*Exercise aim:* In the listing below, find every line containing "this" and copy it out.

>> BEGIN Record set

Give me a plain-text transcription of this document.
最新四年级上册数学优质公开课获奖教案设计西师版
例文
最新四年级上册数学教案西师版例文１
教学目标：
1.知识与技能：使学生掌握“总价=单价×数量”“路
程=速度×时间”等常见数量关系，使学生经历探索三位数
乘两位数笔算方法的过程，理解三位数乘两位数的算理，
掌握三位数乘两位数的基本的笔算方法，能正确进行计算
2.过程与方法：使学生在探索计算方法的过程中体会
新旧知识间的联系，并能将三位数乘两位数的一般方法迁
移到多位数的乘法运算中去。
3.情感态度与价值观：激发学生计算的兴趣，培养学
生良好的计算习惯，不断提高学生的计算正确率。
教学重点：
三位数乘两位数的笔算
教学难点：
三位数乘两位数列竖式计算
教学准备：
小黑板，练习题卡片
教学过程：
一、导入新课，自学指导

>> END Record set
>> BEGIN Record set

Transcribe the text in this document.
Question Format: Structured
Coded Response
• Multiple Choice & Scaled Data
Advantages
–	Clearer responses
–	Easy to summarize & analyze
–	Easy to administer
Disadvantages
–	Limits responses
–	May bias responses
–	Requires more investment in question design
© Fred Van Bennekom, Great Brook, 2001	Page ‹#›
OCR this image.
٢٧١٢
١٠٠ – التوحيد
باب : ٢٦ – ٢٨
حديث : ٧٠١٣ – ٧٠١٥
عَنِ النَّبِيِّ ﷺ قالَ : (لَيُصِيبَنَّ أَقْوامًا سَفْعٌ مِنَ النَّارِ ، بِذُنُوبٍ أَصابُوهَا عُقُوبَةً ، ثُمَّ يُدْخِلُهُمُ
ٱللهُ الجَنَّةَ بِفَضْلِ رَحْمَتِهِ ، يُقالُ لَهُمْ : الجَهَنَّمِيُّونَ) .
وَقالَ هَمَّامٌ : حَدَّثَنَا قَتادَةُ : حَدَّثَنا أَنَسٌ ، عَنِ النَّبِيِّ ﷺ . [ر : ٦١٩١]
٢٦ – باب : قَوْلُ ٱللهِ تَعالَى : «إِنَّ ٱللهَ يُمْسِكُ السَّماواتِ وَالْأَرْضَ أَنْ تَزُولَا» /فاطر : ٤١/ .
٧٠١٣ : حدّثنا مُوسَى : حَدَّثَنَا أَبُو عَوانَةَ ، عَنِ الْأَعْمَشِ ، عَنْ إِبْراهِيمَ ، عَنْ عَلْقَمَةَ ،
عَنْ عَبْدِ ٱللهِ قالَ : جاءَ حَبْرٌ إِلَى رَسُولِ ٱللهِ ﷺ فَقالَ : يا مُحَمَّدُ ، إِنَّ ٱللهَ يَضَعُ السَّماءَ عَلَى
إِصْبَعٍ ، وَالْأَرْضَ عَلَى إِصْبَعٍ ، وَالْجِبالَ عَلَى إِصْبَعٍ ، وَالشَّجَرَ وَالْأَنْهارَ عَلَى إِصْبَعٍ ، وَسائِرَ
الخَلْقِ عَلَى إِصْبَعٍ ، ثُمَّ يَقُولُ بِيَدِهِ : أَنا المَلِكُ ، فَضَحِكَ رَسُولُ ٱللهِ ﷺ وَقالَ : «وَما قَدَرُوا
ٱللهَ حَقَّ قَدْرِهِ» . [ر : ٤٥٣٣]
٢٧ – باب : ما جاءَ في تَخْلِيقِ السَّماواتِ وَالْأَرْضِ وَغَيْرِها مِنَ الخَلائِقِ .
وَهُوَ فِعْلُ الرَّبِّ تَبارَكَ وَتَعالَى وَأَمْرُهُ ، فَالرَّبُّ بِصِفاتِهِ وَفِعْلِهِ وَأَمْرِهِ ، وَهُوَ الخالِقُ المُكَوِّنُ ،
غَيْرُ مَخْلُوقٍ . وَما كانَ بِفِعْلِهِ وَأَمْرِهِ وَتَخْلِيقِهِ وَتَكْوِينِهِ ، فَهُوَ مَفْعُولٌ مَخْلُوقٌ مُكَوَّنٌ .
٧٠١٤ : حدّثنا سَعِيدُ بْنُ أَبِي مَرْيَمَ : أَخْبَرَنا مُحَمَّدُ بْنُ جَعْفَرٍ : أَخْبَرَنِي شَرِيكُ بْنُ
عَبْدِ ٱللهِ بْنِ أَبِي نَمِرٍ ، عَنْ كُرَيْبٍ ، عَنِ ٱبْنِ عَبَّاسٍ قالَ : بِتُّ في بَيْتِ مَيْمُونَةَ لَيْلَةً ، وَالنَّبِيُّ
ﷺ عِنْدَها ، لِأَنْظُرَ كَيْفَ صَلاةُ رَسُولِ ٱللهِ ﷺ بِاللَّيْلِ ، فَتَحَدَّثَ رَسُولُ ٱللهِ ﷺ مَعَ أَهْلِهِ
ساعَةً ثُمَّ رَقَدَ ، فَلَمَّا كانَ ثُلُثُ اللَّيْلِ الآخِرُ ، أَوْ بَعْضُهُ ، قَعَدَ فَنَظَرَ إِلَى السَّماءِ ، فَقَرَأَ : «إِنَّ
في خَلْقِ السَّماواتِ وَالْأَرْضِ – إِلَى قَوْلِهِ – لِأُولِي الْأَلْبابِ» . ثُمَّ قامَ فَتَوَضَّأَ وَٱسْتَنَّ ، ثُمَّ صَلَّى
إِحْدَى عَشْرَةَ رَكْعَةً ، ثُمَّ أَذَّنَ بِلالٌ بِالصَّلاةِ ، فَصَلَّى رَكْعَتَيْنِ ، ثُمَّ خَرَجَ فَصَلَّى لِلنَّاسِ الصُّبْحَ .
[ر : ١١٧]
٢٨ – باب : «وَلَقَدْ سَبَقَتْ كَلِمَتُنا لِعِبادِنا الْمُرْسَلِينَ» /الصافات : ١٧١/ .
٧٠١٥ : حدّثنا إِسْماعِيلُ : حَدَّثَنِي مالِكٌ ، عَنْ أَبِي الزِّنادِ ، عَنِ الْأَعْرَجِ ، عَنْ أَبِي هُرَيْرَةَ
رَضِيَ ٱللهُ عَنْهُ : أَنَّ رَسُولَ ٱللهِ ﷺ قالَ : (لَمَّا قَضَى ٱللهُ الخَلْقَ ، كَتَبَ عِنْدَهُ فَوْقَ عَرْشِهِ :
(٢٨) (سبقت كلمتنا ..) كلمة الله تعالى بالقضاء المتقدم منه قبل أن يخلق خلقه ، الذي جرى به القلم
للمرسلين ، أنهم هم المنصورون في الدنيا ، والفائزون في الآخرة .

>> END Record set

*Reply:*
Give me a plain-text transcription of this document.
Transcribe the text in this document.
OCR this image.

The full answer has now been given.